◆ Required work
Write out the entire listing below exactly as it appears, minus any pictures.

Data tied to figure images
▶

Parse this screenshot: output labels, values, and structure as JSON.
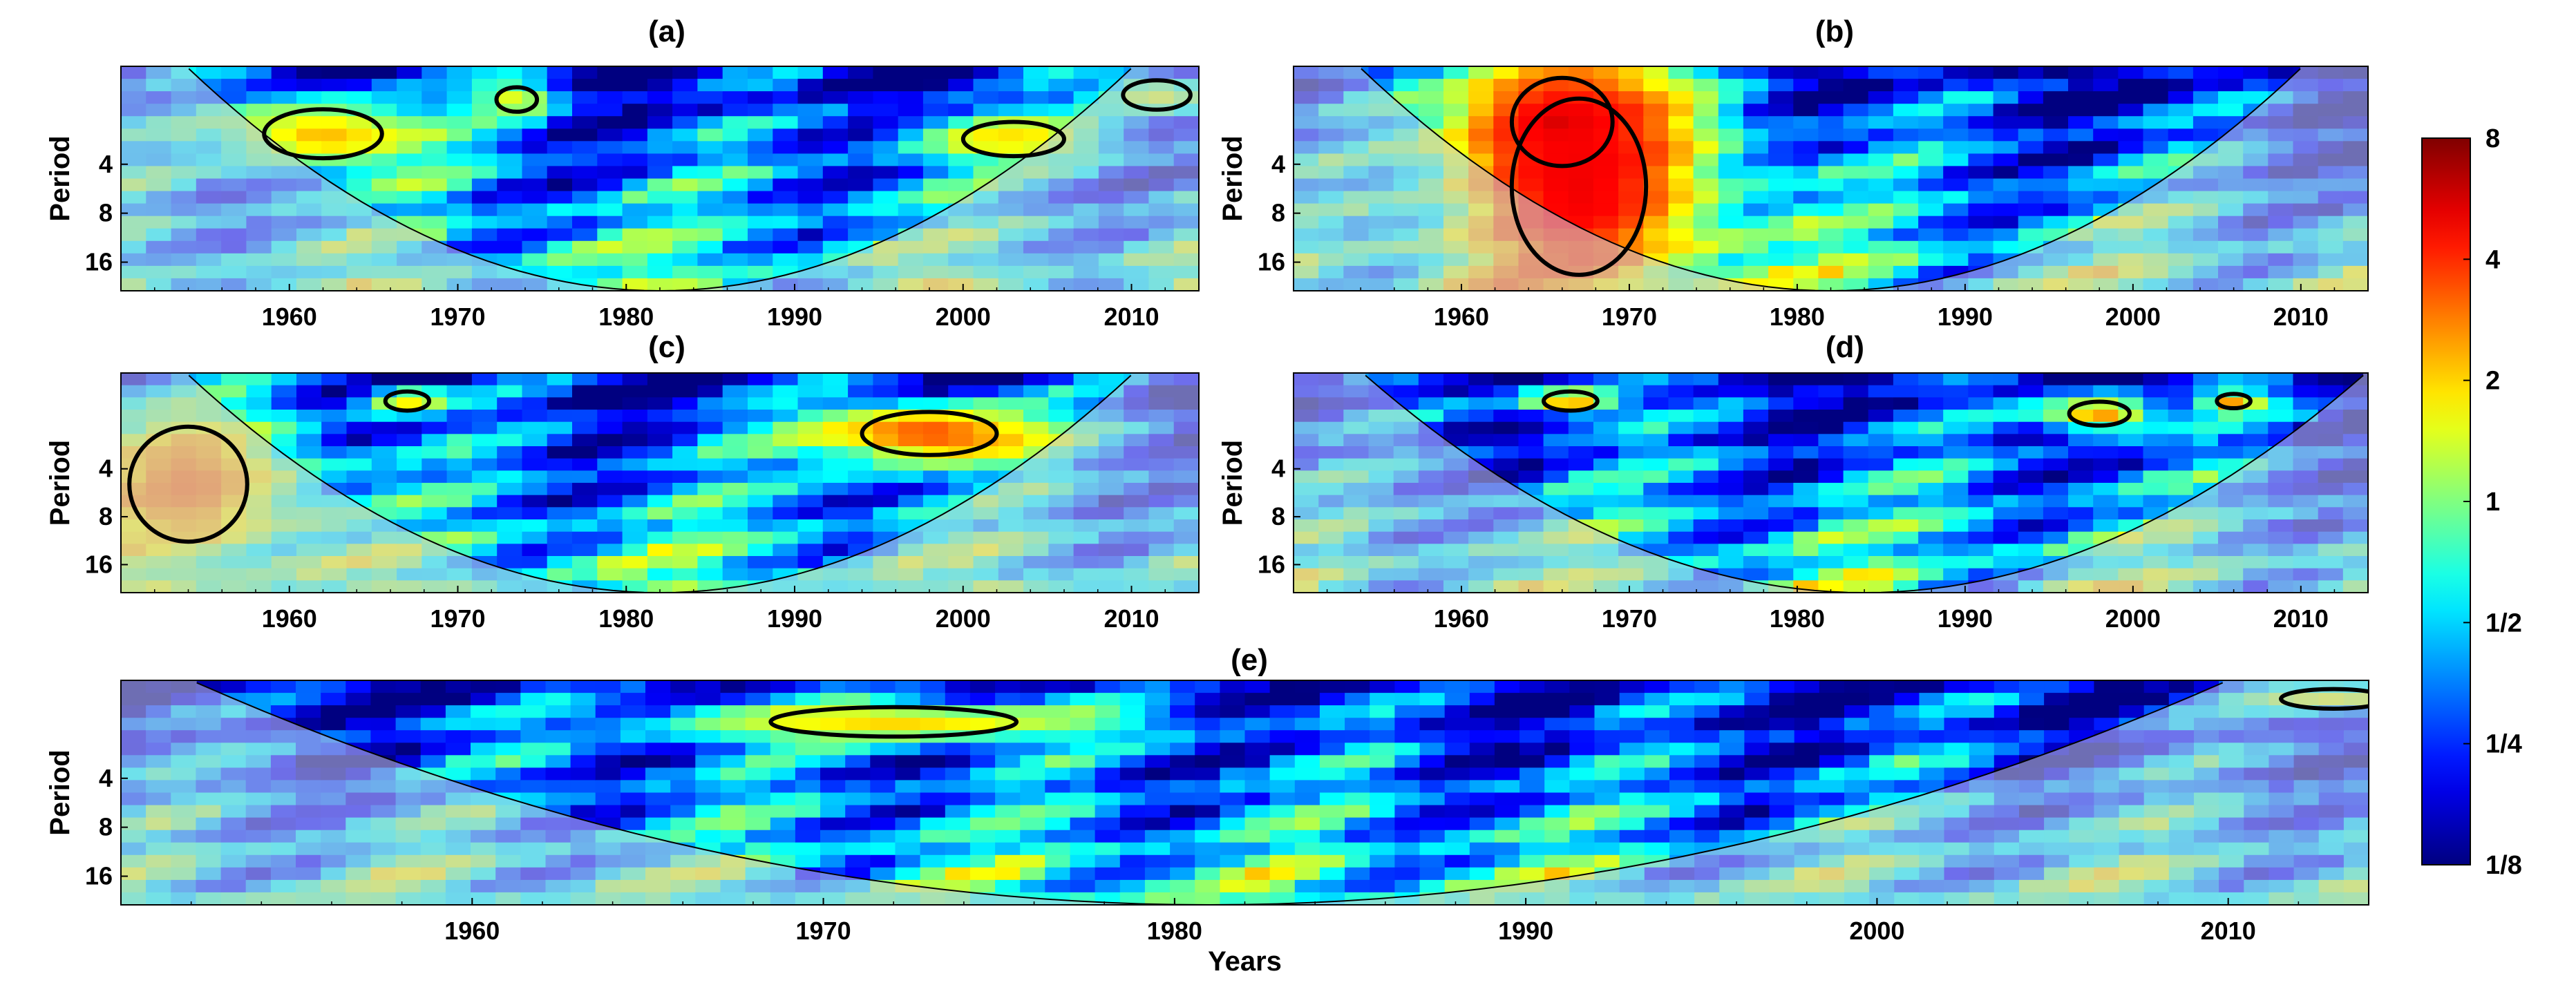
{
  "chart_data": {
    "type": "heatmap",
    "description_kind": "wavelet power spectra",
    "colormap": "jet",
    "x_range": [
      1950,
      2014
    ],
    "period_range": [
      1,
      24
    ],
    "panels": [
      {
        "id": "a",
        "title": "(a)",
        "ylabel": "Period",
        "xticks": [
          "1960",
          "1970",
          "1980",
          "1990",
          "2000",
          "2010"
        ],
        "yticks": [
          "4",
          "8",
          "16"
        ],
        "coi_center": 1982,
        "significant_regions": [
          {
            "year": 1962,
            "period": 2.6,
            "half_width": 3.5,
            "half_height": 0.5,
            "power": 2.2
          },
          {
            "year": 1973.5,
            "period": 1.6,
            "half_width": 1.2,
            "half_height": 0.25,
            "power": 1.6
          },
          {
            "year": 2003,
            "period": 2.8,
            "half_width": 3.0,
            "half_height": 0.35,
            "power": 1.9
          },
          {
            "year": 2011.5,
            "period": 1.5,
            "half_width": 2.0,
            "half_height": 0.3,
            "power": 1.5
          }
        ]
      },
      {
        "id": "b",
        "title": "(b)",
        "ylabel": "Period",
        "xticks": [
          "1960",
          "1970",
          "1980",
          "1990",
          "2000",
          "2010"
        ],
        "yticks": [
          "4",
          "8",
          "16"
        ],
        "coi_center": 1982,
        "significant_regions": [
          {
            "year": 1966,
            "period": 2.2,
            "half_width": 3.0,
            "half_height": 0.9,
            "power": 5.5
          },
          {
            "year": 1967,
            "period": 5.5,
            "half_width": 4.0,
            "half_height": 1.8,
            "power": 5.0
          }
        ]
      },
      {
        "id": "c",
        "title": "(c)",
        "ylabel": "Period",
        "xticks": [
          "1960",
          "1970",
          "1980",
          "1990",
          "2000",
          "2010"
        ],
        "yticks": [
          "4",
          "8",
          "16"
        ],
        "coi_center": 1982,
        "significant_regions": [
          {
            "year": 1954,
            "period": 5.0,
            "half_width": 3.5,
            "half_height": 1.2,
            "power": 3.0
          },
          {
            "year": 1967,
            "period": 1.5,
            "half_width": 1.3,
            "half_height": 0.2,
            "power": 1.8
          },
          {
            "year": 1998,
            "period": 2.4,
            "half_width": 4.0,
            "half_height": 0.45,
            "power": 3.5
          }
        ]
      },
      {
        "id": "d",
        "title": "(d)",
        "ylabel": "Period",
        "xticks": [
          "1960",
          "1970",
          "1980",
          "1990",
          "2000",
          "2010"
        ],
        "yticks": [
          "4",
          "8",
          "16"
        ],
        "coi_center": 1984,
        "significant_regions": [
          {
            "year": 1966.5,
            "period": 1.5,
            "half_width": 1.6,
            "half_height": 0.2,
            "power": 2.5
          },
          {
            "year": 1998,
            "period": 1.8,
            "half_width": 1.8,
            "half_height": 0.25,
            "power": 2.6
          },
          {
            "year": 2006,
            "period": 1.5,
            "half_width": 1.0,
            "half_height": 0.15,
            "power": 2.8
          }
        ]
      },
      {
        "id": "e",
        "title": "(e)",
        "ylabel": "Period",
        "xlabel": "Years",
        "xticks": [
          "1960",
          "1970",
          "1980",
          "1990",
          "2000",
          "2010"
        ],
        "yticks": [
          "4",
          "8",
          "16"
        ],
        "coi_center": 1981,
        "significant_regions": [
          {
            "year": 1972,
            "period": 1.8,
            "half_width": 3.5,
            "half_height": 0.3,
            "power": 2.0
          },
          {
            "year": 2013,
            "period": 1.3,
            "half_width": 1.5,
            "half_height": 0.2,
            "power": 1.5
          }
        ]
      }
    ],
    "colorbar": {
      "labels": [
        "8",
        "4",
        "2",
        "1",
        "1/2",
        "1/4",
        "1/8"
      ],
      "range": [
        0.125,
        8
      ]
    }
  }
}
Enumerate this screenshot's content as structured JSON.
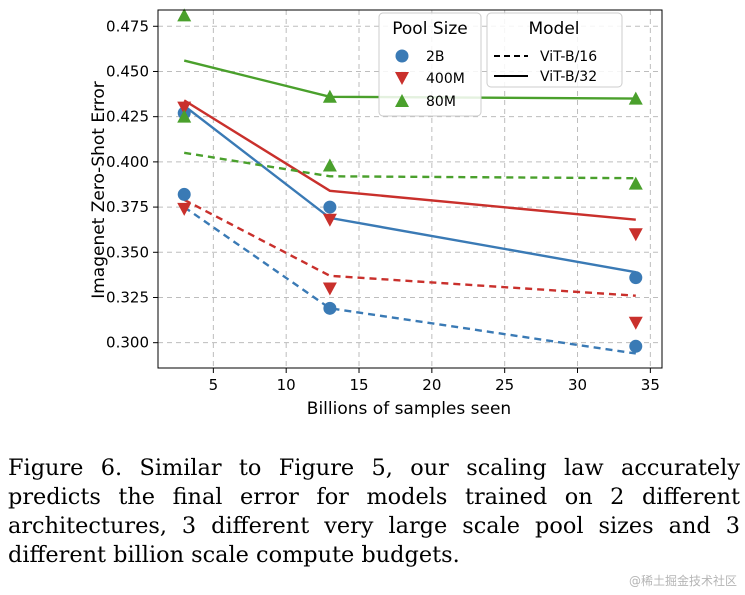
{
  "chart_data": {
    "type": "scatter",
    "xlabel": "Billions of samples seen",
    "ylabel": "Imagenet Zero-Shot Error",
    "xlim": [
      1.2,
      35.8
    ],
    "ylim": [
      0.286,
      0.484
    ],
    "xticks": [
      5,
      10,
      15,
      20,
      25,
      30,
      35
    ],
    "yticks": [
      0.3,
      0.325,
      0.35,
      0.375,
      0.4,
      0.425,
      0.45,
      0.475
    ],
    "grid": true,
    "legends": {
      "pool": {
        "title": "Pool Size",
        "entries": [
          {
            "label": "2B",
            "marker": "circle"
          },
          {
            "label": "400M",
            "marker": "triangle-down"
          },
          {
            "label": "80M",
            "marker": "triangle-up"
          }
        ]
      },
      "model": {
        "title": "Model",
        "entries": [
          {
            "label": "ViT-B/16",
            "style": "dashed"
          },
          {
            "label": "ViT-B/32",
            "style": "solid"
          }
        ]
      }
    },
    "series": [
      {
        "pool": "2B",
        "model": "ViT-B/32",
        "color": "#3a7ab5",
        "points": [
          [
            3,
            0.427
          ],
          [
            13,
            0.375
          ],
          [
            34,
            0.336
          ]
        ],
        "fit": [
          [
            3,
            0.431
          ],
          [
            13,
            0.369
          ],
          [
            34,
            0.339
          ]
        ]
      },
      {
        "pool": "2B",
        "model": "ViT-B/16",
        "color": "#3a7ab5",
        "points": [
          [
            3,
            0.382
          ],
          [
            13,
            0.319
          ],
          [
            34,
            0.298
          ]
        ],
        "fit": [
          [
            3,
            0.375
          ],
          [
            13,
            0.319
          ],
          [
            34,
            0.294
          ]
        ]
      },
      {
        "pool": "400M",
        "model": "ViT-B/32",
        "color": "#c9302c",
        "points": [
          [
            3,
            0.43
          ],
          [
            13,
            0.368
          ],
          [
            34,
            0.36
          ]
        ],
        "fit": [
          [
            3,
            0.434
          ],
          [
            13,
            0.384
          ],
          [
            34,
            0.368
          ]
        ]
      },
      {
        "pool": "400M",
        "model": "ViT-B/16",
        "color": "#c9302c",
        "points": [
          [
            3,
            0.374
          ],
          [
            13,
            0.33
          ],
          [
            34,
            0.311
          ]
        ],
        "fit": [
          [
            3,
            0.379
          ],
          [
            13,
            0.337
          ],
          [
            34,
            0.326
          ]
        ]
      },
      {
        "pool": "80M",
        "model": "ViT-B/32",
        "color": "#4aa02c",
        "points": [
          [
            3,
            0.481
          ],
          [
            13,
            0.436
          ],
          [
            34,
            0.435
          ]
        ],
        "fit": [
          [
            3,
            0.456
          ],
          [
            13,
            0.436
          ],
          [
            34,
            0.435
          ]
        ]
      },
      {
        "pool": "80M",
        "model": "ViT-B/16",
        "color": "#4aa02c",
        "points": [
          [
            3,
            0.425
          ],
          [
            13,
            0.398
          ],
          [
            34,
            0.388
          ]
        ],
        "fit": [
          [
            3,
            0.405
          ],
          [
            13,
            0.392
          ],
          [
            34,
            0.391
          ]
        ]
      }
    ]
  },
  "caption": "Figure 6. Similar to Figure 5, our scaling law accurately predicts the final error for models trained on 2 different architectures, 3 different very large scale pool sizes and 3 different billion scale compute budgets.",
  "watermark": "@稀土掘金技术社区",
  "colors": {
    "blue": "#3a7ab5",
    "red": "#c9302c",
    "green": "#4aa02c"
  }
}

◀

◆ The answer
Parse this screenshot: output labels, values, and structure as JSON.
{
  "chart_data": {
    "type": "heatmap",
    "description_kind": "wavelet power spectra",
    "colormap": "jet",
    "x_range": [
      1950,
      2014
    ],
    "period_range": [
      1,
      24
    ],
    "panels": [
      {
        "id": "a",
        "title": "(a)",
        "ylabel": "Period",
        "xticks": [
          "1960",
          "1970",
          "1980",
          "1990",
          "2000",
          "2010"
        ],
        "yticks": [
          "4",
          "8",
          "16"
        ],
        "coi_center": 1982,
        "significant_regions": [
          {
            "year": 1962,
            "period": 2.6,
            "half_width": 3.5,
            "half_height": 0.5,
            "power": 2.2
          },
          {
            "year": 1973.5,
            "period": 1.6,
            "half_width": 1.2,
            "half_height": 0.25,
            "power": 1.6
          },
          {
            "year": 2003,
            "period": 2.8,
            "half_width": 3.0,
            "half_height": 0.35,
            "power": 1.9
          },
          {
            "year": 2011.5,
            "period": 1.5,
            "half_width": 2.0,
            "half_height": 0.3,
            "power": 1.5
          }
        ]
      },
      {
        "id": "b",
        "title": "(b)",
        "ylabel": "Period",
        "xticks": [
          "1960",
          "1970",
          "1980",
          "1990",
          "2000",
          "2010"
        ],
        "yticks": [
          "4",
          "8",
          "16"
        ],
        "coi_center": 1982,
        "significant_regions": [
          {
            "year": 1966,
            "period": 2.2,
            "half_width": 3.0,
            "half_height": 0.9,
            "power": 5.5
          },
          {
            "year": 1967,
            "period": 5.5,
            "half_width": 4.0,
            "half_height": 1.8,
            "power": 5.0
          }
        ]
      },
      {
        "id": "c",
        "title": "(c)",
        "ylabel": "Period",
        "xticks": [
          "1960",
          "1970",
          "1980",
          "1990",
          "2000",
          "2010"
        ],
        "yticks": [
          "4",
          "8",
          "16"
        ],
        "coi_center": 1982,
        "significant_regions": [
          {
            "year": 1954,
            "period": 5.0,
            "half_width": 3.5,
            "half_height": 1.2,
            "power": 3.0
          },
          {
            "year": 1967,
            "period": 1.5,
            "half_width": 1.3,
            "half_height": 0.2,
            "power": 1.8
          },
          {
            "year": 1998,
            "period": 2.4,
            "half_width": 4.0,
            "half_height": 0.45,
            "power": 3.5
          }
        ]
      },
      {
        "id": "d",
        "title": "(d)",
        "ylabel": "Period",
        "xticks": [
          "1960",
          "1970",
          "1980",
          "1990",
          "2000",
          "2010"
        ],
        "yticks": [
          "4",
          "8",
          "16"
        ],
        "coi_center": 1984,
        "significant_regions": [
          {
            "year": 1966.5,
            "period": 1.5,
            "half_width": 1.6,
            "half_height": 0.2,
            "power": 2.5
          },
          {
            "year": 1998,
            "period": 1.8,
            "half_width": 1.8,
            "half_height": 0.25,
            "power": 2.6
          },
          {
            "year": 2006,
            "period": 1.5,
            "half_width": 1.0,
            "half_height": 0.15,
            "power": 2.8
          }
        ]
      },
      {
        "id": "e",
        "title": "(e)",
        "ylabel": "Period",
        "xlabel": "Years",
        "xticks": [
          "1960",
          "1970",
          "1980",
          "1990",
          "2000",
          "2010"
        ],
        "yticks": [
          "4",
          "8",
          "16"
        ],
        "coi_center": 1981,
        "significant_regions": [
          {
            "year": 1972,
            "period": 1.8,
            "half_width": 3.5,
            "half_height": 0.3,
            "power": 2.0
          },
          {
            "year": 2013,
            "period": 1.3,
            "half_width": 1.5,
            "half_height": 0.2,
            "power": 1.5
          }
        ]
      }
    ],
    "colorbar": {
      "labels": [
        "8",
        "4",
        "2",
        "1",
        "1/2",
        "1/4",
        "1/8"
      ],
      "range": [
        0.125,
        8
      ]
    }
  }
}
Enumerate this screenshot's content as structured JSON.
{
  "chart_data": {
    "type": "scatter",
    "xlabel": "Billions of samples seen",
    "ylabel": "Imagenet Zero-Shot Error",
    "xlim": [
      1.2,
      35.8
    ],
    "ylim": [
      0.286,
      0.484
    ],
    "xticks": [
      5,
      10,
      15,
      20,
      25,
      30,
      35
    ],
    "yticks": [
      0.3,
      0.325,
      0.35,
      0.375,
      0.4,
      0.425,
      0.45,
      0.475
    ],
    "grid": true,
    "legends": {
      "pool": {
        "title": "Pool Size",
        "entries": [
          {
            "label": "2B",
            "marker": "circle"
          },
          {
            "label": "400M",
            "marker": "triangle-down"
          },
          {
            "label": "80M",
            "marker": "triangle-up"
          }
        ]
      },
      "model": {
        "title": "Model",
        "entries": [
          {
            "label": "ViT-B/16",
            "style": "dashed"
          },
          {
            "label": "ViT-B/32",
            "style": "solid"
          }
        ]
      }
    },
    "series": [
      {
        "pool": "2B",
        "model": "ViT-B/32",
        "color": "#3a7ab5",
        "points": [
          [
            3,
            0.427
          ],
          [
            13,
            0.375
          ],
          [
            34,
            0.336
          ]
        ],
        "fit": [
          [
            3,
            0.431
          ],
          [
            13,
            0.369
          ],
          [
            34,
            0.339
          ]
        ]
      },
      {
        "pool": "2B",
        "model": "ViT-B/16",
        "color": "#3a7ab5",
        "points": [
          [
            3,
            0.382
          ],
          [
            13,
            0.319
          ],
          [
            34,
            0.298
          ]
        ],
        "fit": [
          [
            3,
            0.375
          ],
          [
            13,
            0.319
          ],
          [
            34,
            0.294
          ]
        ]
      },
      {
        "pool": "400M",
        "model": "ViT-B/32",
        "color": "#c9302c",
        "points": [
          [
            3,
            0.43
          ],
          [
            13,
            0.368
          ],
          [
            34,
            0.36
          ]
        ],
        "fit": [
          [
            3,
            0.434
          ],
          [
            13,
            0.384
          ],
          [
            34,
            0.368
          ]
        ]
      },
      {
        "pool": "400M",
        "model": "ViT-B/16",
        "color": "#c9302c",
        "points": [
          [
            3,
            0.374
          ],
          [
            13,
            0.33
          ],
          [
            34,
            0.311
          ]
        ],
        "fit": [
          [
            3,
            0.379
          ],
          [
            13,
            0.337
          ],
          [
            34,
            0.326
          ]
        ]
      },
      {
        "pool": "80M",
        "model": "ViT-B/32",
        "color": "#4aa02c",
        "points": [
          [
            3,
            0.481
          ],
          [
            13,
            0.436
          ],
          [
            34,
            0.435
          ]
        ],
        "fit": [
          [
            3,
            0.456
          ],
          [
            13,
            0.436
          ],
          [
            34,
            0.435
          ]
        ]
      },
      {
        "pool": "80M",
        "model": "ViT-B/16",
        "color": "#4aa02c",
        "points": [
          [
            3,
            0.425
          ],
          [
            13,
            0.398
          ],
          [
            34,
            0.388
          ]
        ],
        "fit": [
          [
            3,
            0.405
          ],
          [
            13,
            0.392
          ],
          [
            34,
            0.391
          ]
        ]
      }
    ]
  },
  "caption": "Figure 6. Similar to Figure 5, our scaling law accurately predicts the final error for models trained on 2 different architectures, 3 different very large scale pool sizes and 3 different billion scale compute budgets.",
  "watermark": "@稀土掘金技术社区",
  "colors": {
    "blue": "#3a7ab5",
    "red": "#c9302c",
    "green": "#4aa02c"
  }
}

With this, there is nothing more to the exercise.